◆ Stored rows ◆
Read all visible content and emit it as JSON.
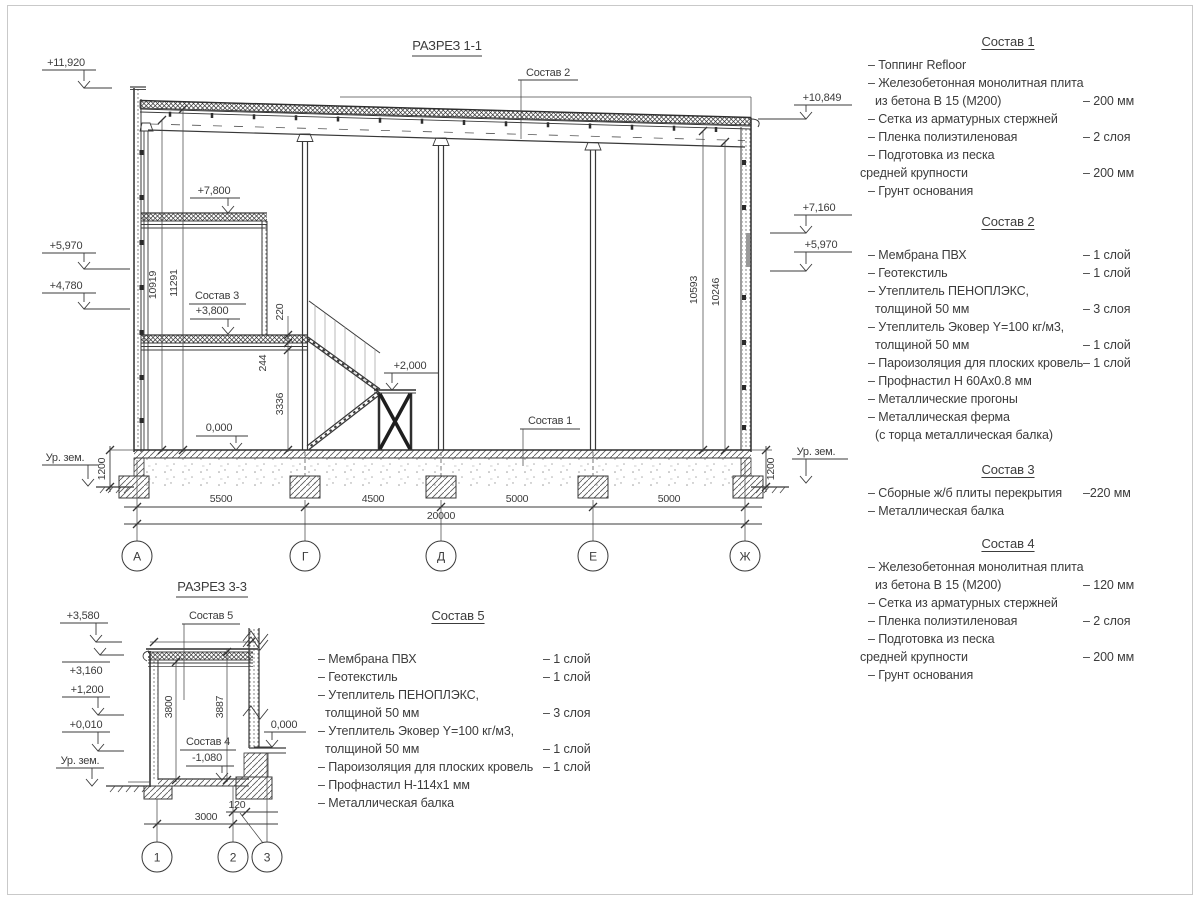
{
  "colors": {
    "line": "#3b3b3b",
    "text": "#3c3c3c",
    "frame": "#c9c9c9",
    "wall_insert_gray": "#9a9a9a"
  },
  "section11": {
    "title": "РАЗРЕЗ 1-1",
    "labels": {
      "sostav1": "Состав 1",
      "sostav2": "Состав 2",
      "sostav3": "Состав 3"
    },
    "elevations": {
      "e11920": "+11,920",
      "e5970l": "+5,970",
      "e4780": "+4,780",
      "e10849": "+10,849",
      "e7160": "+7,160",
      "e5970r": "+5,970",
      "e7800": "+7,800",
      "e3800": "+3,800",
      "e0000": "0,000",
      "e2000": "+2,000",
      "ground_left": "Ур. зем.",
      "ground_right": "Ур. зем."
    },
    "dims": {
      "v10919": "10919",
      "v11291": "11291",
      "v10593": "10593",
      "v10246": "10246",
      "v220": "220",
      "v244": "244",
      "v3336": "3336",
      "v1200l": "1200",
      "v1200r": "1200",
      "h5500": "5500",
      "h4500": "4500",
      "h5000a": "5000",
      "h5000b": "5000",
      "h20000": "20000"
    },
    "axes": [
      "А",
      "Г",
      "Д",
      "Е",
      "Ж"
    ]
  },
  "section33": {
    "title": "РАЗРЕЗ 3-3",
    "labels": {
      "sostav5": "Состав 5",
      "sostav4": "Состав 4"
    },
    "elevations": {
      "e3580": "+3,580",
      "e3160": "+3,160",
      "e1200": "+1,200",
      "e0010": "+0,010",
      "em1080": "-1,080",
      "e0000": "0,000",
      "ground": "Ур. зем."
    },
    "dims": {
      "v3800": "3800",
      "v3887": "3887",
      "h3000": "3000",
      "h120": "120"
    },
    "axes": [
      "1",
      "2",
      "3"
    ]
  },
  "compositions": [
    {
      "title": "Состав 1",
      "items": [
        {
          "text": "– Топпинг Refloor",
          "value": "",
          "indent": 1
        },
        {
          "text": "– Железобетонная  монолитная плита",
          "value": "",
          "indent": 1
        },
        {
          "text": "из бетона В 15 (М200)",
          "value": "– 200 мм",
          "indent": 2
        },
        {
          "text": "– Сетка из арматурных стержней",
          "value": "",
          "indent": 1
        },
        {
          "text": "– Пленка полиэтиленовая",
          "value": "– 2 слоя",
          "indent": 1
        },
        {
          "text": "– Подготовка из песка",
          "value": "",
          "indent": 1
        },
        {
          "text": "средней крупности",
          "value": "– 200 мм",
          "indent": 0
        },
        {
          "text": "– Грунт основания",
          "value": "",
          "indent": 1
        }
      ]
    },
    {
      "title": "Состав 2",
      "items": [
        {
          "text": "– Мембрана ПВХ",
          "value": "– 1 слой",
          "indent": 1
        },
        {
          "text": "– Геотекстиль",
          "value": "– 1 слой",
          "indent": 1
        },
        {
          "text": "– Утеплитель ПЕНОПЛЭКС,",
          "value": "",
          "indent": 1
        },
        {
          "text": "толщиной 50 мм",
          "value": "– 3 слоя",
          "indent": 2
        },
        {
          "text": "– Утеплитель Эковер Y=100 кг/м3,",
          "value": "",
          "indent": 1
        },
        {
          "text": "толщиной 50 мм",
          "value": "– 1 слой",
          "indent": 2
        },
        {
          "text": "– Пароизоляция для плоских кровель",
          "value": "– 1 слой",
          "indent": 1
        },
        {
          "text": "– Профнастил Н 60Ах0.8 мм",
          "value": "",
          "indent": 1
        },
        {
          "text": "– Металлические прогоны",
          "value": "",
          "indent": 1
        },
        {
          "text": "– Металлическая ферма",
          "value": "",
          "indent": 1
        },
        {
          "text": "(с торца металлическая балка)",
          "value": "",
          "indent": 2
        }
      ]
    },
    {
      "title": "Состав 3",
      "items": [
        {
          "text": "– Сборные ж/б плиты перекрытия",
          "value": "–220 мм",
          "indent": 1
        },
        {
          "text": "– Металлическая балка",
          "value": "",
          "indent": 1
        }
      ]
    },
    {
      "title": "Состав 4",
      "items": [
        {
          "text": "– Железобетонная  монолитная плита",
          "value": "",
          "indent": 1
        },
        {
          "text": "из бетона В 15 (М200)",
          "value": "– 120 мм",
          "indent": 2
        },
        {
          "text": "– Сетка из арматурных стержней",
          "value": "",
          "indent": 1
        },
        {
          "text": "– Пленка полиэтиленовая",
          "value": "– 2 слоя",
          "indent": 1
        },
        {
          "text": "– Подготовка из песка",
          "value": "",
          "indent": 1
        },
        {
          "text": "средней крупности",
          "value": "– 200 мм",
          "indent": 0
        },
        {
          "text": "– Грунт основания",
          "value": "",
          "indent": 1
        }
      ]
    },
    {
      "title": "Состав 5",
      "items": [
        {
          "text": "– Мембрана ПВХ",
          "value": "– 1 слой",
          "indent": 1
        },
        {
          "text": "– Геотекстиль",
          "value": "– 1 слой",
          "indent": 1
        },
        {
          "text": "– Утеплитель ПЕНОПЛЭКС,",
          "value": "",
          "indent": 1
        },
        {
          "text": "толщиной 50 мм",
          "value": "– 3 слоя",
          "indent": 2
        },
        {
          "text": "– Утеплитель Эковер Y=100 кг/м3,",
          "value": "",
          "indent": 1
        },
        {
          "text": "толщиной 50 мм",
          "value": "– 1 слой",
          "indent": 2
        },
        {
          "text": "– Пароизоляция для плоских кровель",
          "value": "– 1 слой",
          "indent": 1
        },
        {
          "text": "– Профнастил Н-114х1 мм",
          "value": "",
          "indent": 1
        },
        {
          "text": "– Металлическая балка",
          "value": "",
          "indent": 1
        }
      ]
    }
  ]
}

◆ Written task ◆
Transcribe the listing above verbatim. Omit the pictures.

◆ Task solution ◆
Read all visible content and emit it as JSON.
{
  "colors": {
    "line": "#3b3b3b",
    "text": "#3c3c3c",
    "frame": "#c9c9c9",
    "wall_insert_gray": "#9a9a9a"
  },
  "section11": {
    "title": "РАЗРЕЗ 1-1",
    "labels": {
      "sostav1": "Состав 1",
      "sostav2": "Состав 2",
      "sostav3": "Состав 3"
    },
    "elevations": {
      "e11920": "+11,920",
      "e5970l": "+5,970",
      "e4780": "+4,780",
      "e10849": "+10,849",
      "e7160": "+7,160",
      "e5970r": "+5,970",
      "e7800": "+7,800",
      "e3800": "+3,800",
      "e0000": "0,000",
      "e2000": "+2,000",
      "ground_left": "Ур. зем.",
      "ground_right": "Ур. зем."
    },
    "dims": {
      "v10919": "10919",
      "v11291": "11291",
      "v10593": "10593",
      "v10246": "10246",
      "v220": "220",
      "v244": "244",
      "v3336": "3336",
      "v1200l": "1200",
      "v1200r": "1200",
      "h5500": "5500",
      "h4500": "4500",
      "h5000a": "5000",
      "h5000b": "5000",
      "h20000": "20000"
    },
    "axes": [
      "А",
      "Г",
      "Д",
      "Е",
      "Ж"
    ]
  },
  "section33": {
    "title": "РАЗРЕЗ 3-3",
    "labels": {
      "sostav5": "Состав 5",
      "sostav4": "Состав 4"
    },
    "elevations": {
      "e3580": "+3,580",
      "e3160": "+3,160",
      "e1200": "+1,200",
      "e0010": "+0,010",
      "em1080": "-1,080",
      "e0000": "0,000",
      "ground": "Ур. зем."
    },
    "dims": {
      "v3800": "3800",
      "v3887": "3887",
      "h3000": "3000",
      "h120": "120"
    },
    "axes": [
      "1",
      "2",
      "3"
    ]
  },
  "compositions": [
    {
      "title": "Состав 1",
      "items": [
        {
          "text": "– Топпинг Refloor",
          "value": "",
          "indent": 1
        },
        {
          "text": "– Железобетонная  монолитная плита",
          "value": "",
          "indent": 1
        },
        {
          "text": "из бетона В 15 (М200)",
          "value": "– 200 мм",
          "indent": 2
        },
        {
          "text": "– Сетка из арматурных стержней",
          "value": "",
          "indent": 1
        },
        {
          "text": "– Пленка полиэтиленовая",
          "value": "– 2 слоя",
          "indent": 1
        },
        {
          "text": "– Подготовка из песка",
          "value": "",
          "indent": 1
        },
        {
          "text": "средней крупности",
          "value": "– 200 мм",
          "indent": 0
        },
        {
          "text": "– Грунт основания",
          "value": "",
          "indent": 1
        }
      ]
    },
    {
      "title": "Состав 2",
      "items": [
        {
          "text": "– Мембрана ПВХ",
          "value": "– 1 слой",
          "indent": 1
        },
        {
          "text": "– Геотекстиль",
          "value": "– 1 слой",
          "indent": 1
        },
        {
          "text": "– Утеплитель ПЕНОПЛЭКС,",
          "value": "",
          "indent": 1
        },
        {
          "text": "толщиной 50 мм",
          "value": "– 3 слоя",
          "indent": 2
        },
        {
          "text": "– Утеплитель Эковер Y=100 кг/м3,",
          "value": "",
          "indent": 1
        },
        {
          "text": "толщиной 50 мм",
          "value": "– 1 слой",
          "indent": 2
        },
        {
          "text": "– Пароизоляция для плоских кровель",
          "value": "– 1 слой",
          "indent": 1
        },
        {
          "text": "– Профнастил Н 60Ах0.8 мм",
          "value": "",
          "indent": 1
        },
        {
          "text": "– Металлические прогоны",
          "value": "",
          "indent": 1
        },
        {
          "text": "– Металлическая ферма",
          "value": "",
          "indent": 1
        },
        {
          "text": "(с торца металлическая балка)",
          "value": "",
          "indent": 2
        }
      ]
    },
    {
      "title": "Состав 3",
      "items": [
        {
          "text": "– Сборные ж/б плиты перекрытия",
          "value": "–220 мм",
          "indent": 1
        },
        {
          "text": "– Металлическая балка",
          "value": "",
          "indent": 1
        }
      ]
    },
    {
      "title": "Состав 4",
      "items": [
        {
          "text": "– Железобетонная  монолитная плита",
          "value": "",
          "indent": 1
        },
        {
          "text": "из бетона В 15 (М200)",
          "value": "– 120 мм",
          "indent": 2
        },
        {
          "text": "– Сетка из арматурных стержней",
          "value": "",
          "indent": 1
        },
        {
          "text": "– Пленка полиэтиленовая",
          "value": "– 2 слоя",
          "indent": 1
        },
        {
          "text": "– Подготовка из песка",
          "value": "",
          "indent": 1
        },
        {
          "text": "средней крупности",
          "value": "– 200 мм",
          "indent": 0
        },
        {
          "text": "– Грунт основания",
          "value": "",
          "indent": 1
        }
      ]
    },
    {
      "title": "Состав 5",
      "items": [
        {
          "text": "– Мембрана ПВХ",
          "value": "– 1 слой",
          "indent": 1
        },
        {
          "text": "– Геотекстиль",
          "value": "– 1 слой",
          "indent": 1
        },
        {
          "text": "– Утеплитель ПЕНОПЛЭКС,",
          "value": "",
          "indent": 1
        },
        {
          "text": "толщиной 50 мм",
          "value": "– 3 слоя",
          "indent": 2
        },
        {
          "text": "– Утеплитель Эковер Y=100 кг/м3,",
          "value": "",
          "indent": 1
        },
        {
          "text": "толщиной 50 мм",
          "value": "– 1 слой",
          "indent": 2
        },
        {
          "text": "– Пароизоляция для плоских кровель",
          "value": "– 1 слой",
          "indent": 1
        },
        {
          "text": "– Профнастил Н-114х1 мм",
          "value": "",
          "indent": 1
        },
        {
          "text": "– Металлическая балка",
          "value": "",
          "indent": 1
        }
      ]
    }
  ]
}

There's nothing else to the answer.